*Description of the task*. Search the material for the word "Sonawari" and report each line where it turns up.

*Listed entries*.

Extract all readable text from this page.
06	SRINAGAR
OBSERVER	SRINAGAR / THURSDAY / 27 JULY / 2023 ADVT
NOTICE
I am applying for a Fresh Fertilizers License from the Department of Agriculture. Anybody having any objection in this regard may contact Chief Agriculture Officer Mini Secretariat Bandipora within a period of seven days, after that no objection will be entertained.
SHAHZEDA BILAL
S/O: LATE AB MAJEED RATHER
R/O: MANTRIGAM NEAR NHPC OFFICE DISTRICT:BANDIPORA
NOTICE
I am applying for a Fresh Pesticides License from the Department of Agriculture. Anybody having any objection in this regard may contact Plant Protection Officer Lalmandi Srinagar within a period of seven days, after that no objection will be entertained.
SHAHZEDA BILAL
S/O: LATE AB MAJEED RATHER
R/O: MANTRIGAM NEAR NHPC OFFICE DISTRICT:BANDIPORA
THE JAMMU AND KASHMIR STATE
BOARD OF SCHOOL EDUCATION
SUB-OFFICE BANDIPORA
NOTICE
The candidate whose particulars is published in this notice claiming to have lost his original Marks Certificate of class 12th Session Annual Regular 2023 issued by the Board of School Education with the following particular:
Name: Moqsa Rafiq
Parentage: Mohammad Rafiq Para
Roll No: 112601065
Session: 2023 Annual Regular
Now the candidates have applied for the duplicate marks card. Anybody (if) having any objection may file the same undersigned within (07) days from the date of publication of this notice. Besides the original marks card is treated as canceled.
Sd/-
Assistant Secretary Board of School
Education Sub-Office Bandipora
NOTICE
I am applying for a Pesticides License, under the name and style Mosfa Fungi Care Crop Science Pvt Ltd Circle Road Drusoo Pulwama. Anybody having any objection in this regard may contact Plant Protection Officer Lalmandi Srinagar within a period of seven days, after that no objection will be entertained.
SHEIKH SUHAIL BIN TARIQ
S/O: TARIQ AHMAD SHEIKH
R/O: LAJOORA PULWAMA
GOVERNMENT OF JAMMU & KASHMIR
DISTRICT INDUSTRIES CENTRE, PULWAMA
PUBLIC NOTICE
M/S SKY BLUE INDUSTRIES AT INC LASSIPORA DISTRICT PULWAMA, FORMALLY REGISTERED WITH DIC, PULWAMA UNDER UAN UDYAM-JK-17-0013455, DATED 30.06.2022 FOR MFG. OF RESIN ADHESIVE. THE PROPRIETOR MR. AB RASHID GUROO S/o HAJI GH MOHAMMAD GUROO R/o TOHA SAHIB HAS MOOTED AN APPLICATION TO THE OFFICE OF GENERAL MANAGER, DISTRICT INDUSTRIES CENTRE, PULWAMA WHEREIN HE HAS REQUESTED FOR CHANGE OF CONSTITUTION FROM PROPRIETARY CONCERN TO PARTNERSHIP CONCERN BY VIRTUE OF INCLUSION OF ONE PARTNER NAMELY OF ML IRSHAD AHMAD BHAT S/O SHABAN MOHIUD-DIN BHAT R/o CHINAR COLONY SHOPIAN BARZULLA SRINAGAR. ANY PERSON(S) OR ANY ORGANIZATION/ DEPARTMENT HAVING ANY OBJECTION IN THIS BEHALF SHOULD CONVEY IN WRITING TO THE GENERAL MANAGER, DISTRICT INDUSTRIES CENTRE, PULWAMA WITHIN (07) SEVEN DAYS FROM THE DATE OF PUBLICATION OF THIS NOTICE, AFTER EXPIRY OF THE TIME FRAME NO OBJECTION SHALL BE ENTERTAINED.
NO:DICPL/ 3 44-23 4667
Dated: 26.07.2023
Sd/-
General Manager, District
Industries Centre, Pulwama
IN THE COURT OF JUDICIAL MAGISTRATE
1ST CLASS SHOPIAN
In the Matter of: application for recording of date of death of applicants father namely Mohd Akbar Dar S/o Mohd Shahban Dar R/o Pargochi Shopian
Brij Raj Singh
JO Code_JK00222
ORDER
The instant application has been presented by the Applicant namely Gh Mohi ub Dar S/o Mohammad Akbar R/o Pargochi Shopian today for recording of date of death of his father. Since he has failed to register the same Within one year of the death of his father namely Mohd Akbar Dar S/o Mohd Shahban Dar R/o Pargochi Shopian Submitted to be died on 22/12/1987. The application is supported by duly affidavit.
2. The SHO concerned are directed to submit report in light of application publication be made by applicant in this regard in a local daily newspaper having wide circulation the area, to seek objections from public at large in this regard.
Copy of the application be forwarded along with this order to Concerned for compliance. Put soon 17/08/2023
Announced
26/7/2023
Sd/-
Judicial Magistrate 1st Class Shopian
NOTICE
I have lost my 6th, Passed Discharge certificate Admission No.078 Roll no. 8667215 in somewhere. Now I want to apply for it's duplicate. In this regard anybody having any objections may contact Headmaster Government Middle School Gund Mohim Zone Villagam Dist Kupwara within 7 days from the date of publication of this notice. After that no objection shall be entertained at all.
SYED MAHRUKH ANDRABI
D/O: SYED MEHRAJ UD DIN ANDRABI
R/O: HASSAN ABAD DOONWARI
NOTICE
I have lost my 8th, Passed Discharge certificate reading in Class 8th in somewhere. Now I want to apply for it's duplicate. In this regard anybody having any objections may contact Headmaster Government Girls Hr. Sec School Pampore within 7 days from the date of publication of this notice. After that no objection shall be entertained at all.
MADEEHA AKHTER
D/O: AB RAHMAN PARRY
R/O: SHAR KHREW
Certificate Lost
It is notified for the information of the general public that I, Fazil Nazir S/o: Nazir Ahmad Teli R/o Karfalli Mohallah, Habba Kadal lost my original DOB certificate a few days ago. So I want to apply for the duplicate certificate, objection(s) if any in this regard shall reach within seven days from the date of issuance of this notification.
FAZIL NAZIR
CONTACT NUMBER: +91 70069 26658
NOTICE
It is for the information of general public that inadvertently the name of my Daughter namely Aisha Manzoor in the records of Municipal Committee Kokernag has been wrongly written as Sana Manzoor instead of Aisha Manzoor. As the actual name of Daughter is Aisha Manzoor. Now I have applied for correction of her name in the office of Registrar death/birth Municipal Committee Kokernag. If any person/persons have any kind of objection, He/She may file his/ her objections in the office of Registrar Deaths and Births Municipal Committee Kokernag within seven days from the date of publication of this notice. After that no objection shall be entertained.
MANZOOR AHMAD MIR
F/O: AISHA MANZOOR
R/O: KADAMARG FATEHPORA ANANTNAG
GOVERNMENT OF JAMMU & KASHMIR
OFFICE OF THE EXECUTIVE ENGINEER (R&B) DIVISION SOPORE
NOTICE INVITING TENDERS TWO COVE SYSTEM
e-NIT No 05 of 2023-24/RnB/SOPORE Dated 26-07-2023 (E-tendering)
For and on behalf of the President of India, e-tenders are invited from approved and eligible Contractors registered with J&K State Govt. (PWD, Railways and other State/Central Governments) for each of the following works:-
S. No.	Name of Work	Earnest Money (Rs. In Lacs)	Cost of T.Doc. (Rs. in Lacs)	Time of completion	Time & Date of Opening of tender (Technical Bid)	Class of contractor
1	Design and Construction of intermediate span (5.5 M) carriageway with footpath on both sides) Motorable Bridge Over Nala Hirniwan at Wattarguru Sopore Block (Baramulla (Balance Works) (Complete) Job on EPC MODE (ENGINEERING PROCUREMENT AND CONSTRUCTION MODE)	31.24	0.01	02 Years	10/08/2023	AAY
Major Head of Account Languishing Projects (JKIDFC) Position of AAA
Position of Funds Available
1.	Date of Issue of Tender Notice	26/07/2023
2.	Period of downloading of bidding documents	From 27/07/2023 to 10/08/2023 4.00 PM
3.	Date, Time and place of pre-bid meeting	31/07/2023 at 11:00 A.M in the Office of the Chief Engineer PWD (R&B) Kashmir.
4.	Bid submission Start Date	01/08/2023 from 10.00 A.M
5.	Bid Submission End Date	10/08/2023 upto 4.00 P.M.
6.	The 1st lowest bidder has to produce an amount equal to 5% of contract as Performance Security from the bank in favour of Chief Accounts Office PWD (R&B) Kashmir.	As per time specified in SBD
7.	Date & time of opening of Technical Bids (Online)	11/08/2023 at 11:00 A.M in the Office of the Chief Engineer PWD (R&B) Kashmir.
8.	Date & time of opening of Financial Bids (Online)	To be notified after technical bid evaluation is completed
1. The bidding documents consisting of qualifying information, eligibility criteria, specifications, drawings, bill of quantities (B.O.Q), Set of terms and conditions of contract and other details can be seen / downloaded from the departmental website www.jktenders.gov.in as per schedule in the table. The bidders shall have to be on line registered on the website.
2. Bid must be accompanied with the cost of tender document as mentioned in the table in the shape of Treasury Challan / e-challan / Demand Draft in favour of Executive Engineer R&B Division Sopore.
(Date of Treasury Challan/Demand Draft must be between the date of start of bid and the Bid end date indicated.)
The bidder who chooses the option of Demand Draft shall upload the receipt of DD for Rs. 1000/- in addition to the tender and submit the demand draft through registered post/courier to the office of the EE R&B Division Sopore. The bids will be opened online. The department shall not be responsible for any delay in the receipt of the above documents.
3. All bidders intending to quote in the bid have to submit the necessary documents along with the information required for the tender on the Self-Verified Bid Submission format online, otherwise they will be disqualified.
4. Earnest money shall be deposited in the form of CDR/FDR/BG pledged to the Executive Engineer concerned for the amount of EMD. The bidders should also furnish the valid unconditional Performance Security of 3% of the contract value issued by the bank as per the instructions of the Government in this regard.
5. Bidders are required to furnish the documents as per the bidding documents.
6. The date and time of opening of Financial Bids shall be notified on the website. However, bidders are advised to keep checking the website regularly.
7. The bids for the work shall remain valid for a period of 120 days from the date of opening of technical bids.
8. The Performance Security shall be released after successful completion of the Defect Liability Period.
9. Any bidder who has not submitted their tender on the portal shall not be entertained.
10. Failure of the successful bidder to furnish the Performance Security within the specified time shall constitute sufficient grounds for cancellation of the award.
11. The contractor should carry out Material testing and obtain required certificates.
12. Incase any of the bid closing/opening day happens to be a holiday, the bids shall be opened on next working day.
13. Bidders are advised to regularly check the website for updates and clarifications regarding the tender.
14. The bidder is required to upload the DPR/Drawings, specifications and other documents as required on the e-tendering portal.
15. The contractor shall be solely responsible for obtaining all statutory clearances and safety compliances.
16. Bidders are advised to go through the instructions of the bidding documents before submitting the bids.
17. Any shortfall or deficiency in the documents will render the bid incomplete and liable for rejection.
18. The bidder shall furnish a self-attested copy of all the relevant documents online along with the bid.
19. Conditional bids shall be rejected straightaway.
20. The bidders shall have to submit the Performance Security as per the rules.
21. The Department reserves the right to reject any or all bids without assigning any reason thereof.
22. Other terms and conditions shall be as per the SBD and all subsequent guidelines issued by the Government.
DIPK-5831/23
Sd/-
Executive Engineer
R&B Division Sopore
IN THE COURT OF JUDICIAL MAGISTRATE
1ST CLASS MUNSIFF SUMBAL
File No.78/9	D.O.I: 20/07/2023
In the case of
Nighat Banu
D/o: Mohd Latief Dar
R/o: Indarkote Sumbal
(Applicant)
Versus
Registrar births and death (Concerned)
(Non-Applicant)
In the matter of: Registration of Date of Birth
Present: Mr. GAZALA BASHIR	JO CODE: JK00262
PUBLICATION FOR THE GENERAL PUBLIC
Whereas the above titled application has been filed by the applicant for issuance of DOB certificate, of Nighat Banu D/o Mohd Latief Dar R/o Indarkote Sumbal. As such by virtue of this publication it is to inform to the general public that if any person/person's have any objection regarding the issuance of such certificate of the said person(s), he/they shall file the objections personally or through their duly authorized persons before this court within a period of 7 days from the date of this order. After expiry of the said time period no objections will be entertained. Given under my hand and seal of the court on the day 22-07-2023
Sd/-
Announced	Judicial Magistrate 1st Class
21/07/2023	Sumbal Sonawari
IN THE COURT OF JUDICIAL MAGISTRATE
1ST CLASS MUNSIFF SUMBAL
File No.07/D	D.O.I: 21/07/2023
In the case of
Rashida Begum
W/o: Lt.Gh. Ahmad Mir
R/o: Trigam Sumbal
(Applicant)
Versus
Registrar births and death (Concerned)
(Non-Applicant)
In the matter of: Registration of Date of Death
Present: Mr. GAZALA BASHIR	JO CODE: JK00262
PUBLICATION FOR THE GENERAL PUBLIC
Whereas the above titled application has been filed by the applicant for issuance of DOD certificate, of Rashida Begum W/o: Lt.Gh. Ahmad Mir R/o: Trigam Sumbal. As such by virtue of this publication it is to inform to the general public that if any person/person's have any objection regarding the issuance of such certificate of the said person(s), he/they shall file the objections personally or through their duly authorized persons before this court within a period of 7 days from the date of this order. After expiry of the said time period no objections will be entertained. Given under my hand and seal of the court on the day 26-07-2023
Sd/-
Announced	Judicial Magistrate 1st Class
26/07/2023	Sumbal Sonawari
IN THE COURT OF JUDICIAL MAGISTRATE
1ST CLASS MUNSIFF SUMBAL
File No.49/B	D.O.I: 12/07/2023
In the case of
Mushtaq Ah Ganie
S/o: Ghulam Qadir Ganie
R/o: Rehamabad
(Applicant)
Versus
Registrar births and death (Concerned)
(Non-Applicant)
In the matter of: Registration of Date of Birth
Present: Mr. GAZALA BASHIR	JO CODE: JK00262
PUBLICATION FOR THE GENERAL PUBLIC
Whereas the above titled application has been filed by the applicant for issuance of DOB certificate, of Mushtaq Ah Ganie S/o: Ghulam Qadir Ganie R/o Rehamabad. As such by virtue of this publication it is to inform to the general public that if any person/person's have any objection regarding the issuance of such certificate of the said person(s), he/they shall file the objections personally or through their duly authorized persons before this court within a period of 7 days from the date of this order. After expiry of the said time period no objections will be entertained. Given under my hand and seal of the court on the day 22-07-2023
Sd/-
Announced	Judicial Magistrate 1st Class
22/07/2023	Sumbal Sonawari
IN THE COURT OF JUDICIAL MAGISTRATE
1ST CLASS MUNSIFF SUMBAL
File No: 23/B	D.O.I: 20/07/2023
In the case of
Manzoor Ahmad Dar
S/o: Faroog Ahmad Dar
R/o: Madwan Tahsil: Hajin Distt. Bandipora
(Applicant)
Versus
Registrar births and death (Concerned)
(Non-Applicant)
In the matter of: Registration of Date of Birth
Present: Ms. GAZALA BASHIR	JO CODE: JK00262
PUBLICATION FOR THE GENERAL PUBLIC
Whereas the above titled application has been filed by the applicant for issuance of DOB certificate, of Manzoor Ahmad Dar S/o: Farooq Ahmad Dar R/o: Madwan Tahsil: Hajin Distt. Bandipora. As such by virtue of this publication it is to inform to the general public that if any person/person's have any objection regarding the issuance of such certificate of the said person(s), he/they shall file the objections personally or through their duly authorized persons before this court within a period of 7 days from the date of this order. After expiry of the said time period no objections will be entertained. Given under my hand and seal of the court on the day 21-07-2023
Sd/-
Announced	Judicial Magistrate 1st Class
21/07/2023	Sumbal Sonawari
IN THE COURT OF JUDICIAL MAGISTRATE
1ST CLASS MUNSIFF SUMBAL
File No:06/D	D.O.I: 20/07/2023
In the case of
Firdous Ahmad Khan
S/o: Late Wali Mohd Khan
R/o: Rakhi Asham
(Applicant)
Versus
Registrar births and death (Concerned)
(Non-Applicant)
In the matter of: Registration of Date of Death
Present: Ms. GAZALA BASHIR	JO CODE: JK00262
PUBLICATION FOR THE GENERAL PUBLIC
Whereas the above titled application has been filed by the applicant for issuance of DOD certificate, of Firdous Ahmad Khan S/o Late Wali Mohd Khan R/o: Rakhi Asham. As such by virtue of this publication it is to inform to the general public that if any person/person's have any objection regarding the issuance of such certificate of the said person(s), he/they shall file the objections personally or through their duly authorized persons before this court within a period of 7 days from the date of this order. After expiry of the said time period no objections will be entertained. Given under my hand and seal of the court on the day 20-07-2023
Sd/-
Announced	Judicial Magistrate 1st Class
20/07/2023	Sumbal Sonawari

*Exercise result*.
21/07/2023	Sumbal Sonawari
26/07/2023	Sumbal Sonawari
22/07/2023	Sumbal Sonawari
21/07/2023	Sumbal Sonawari
20/07/2023	Sumbal Sonawari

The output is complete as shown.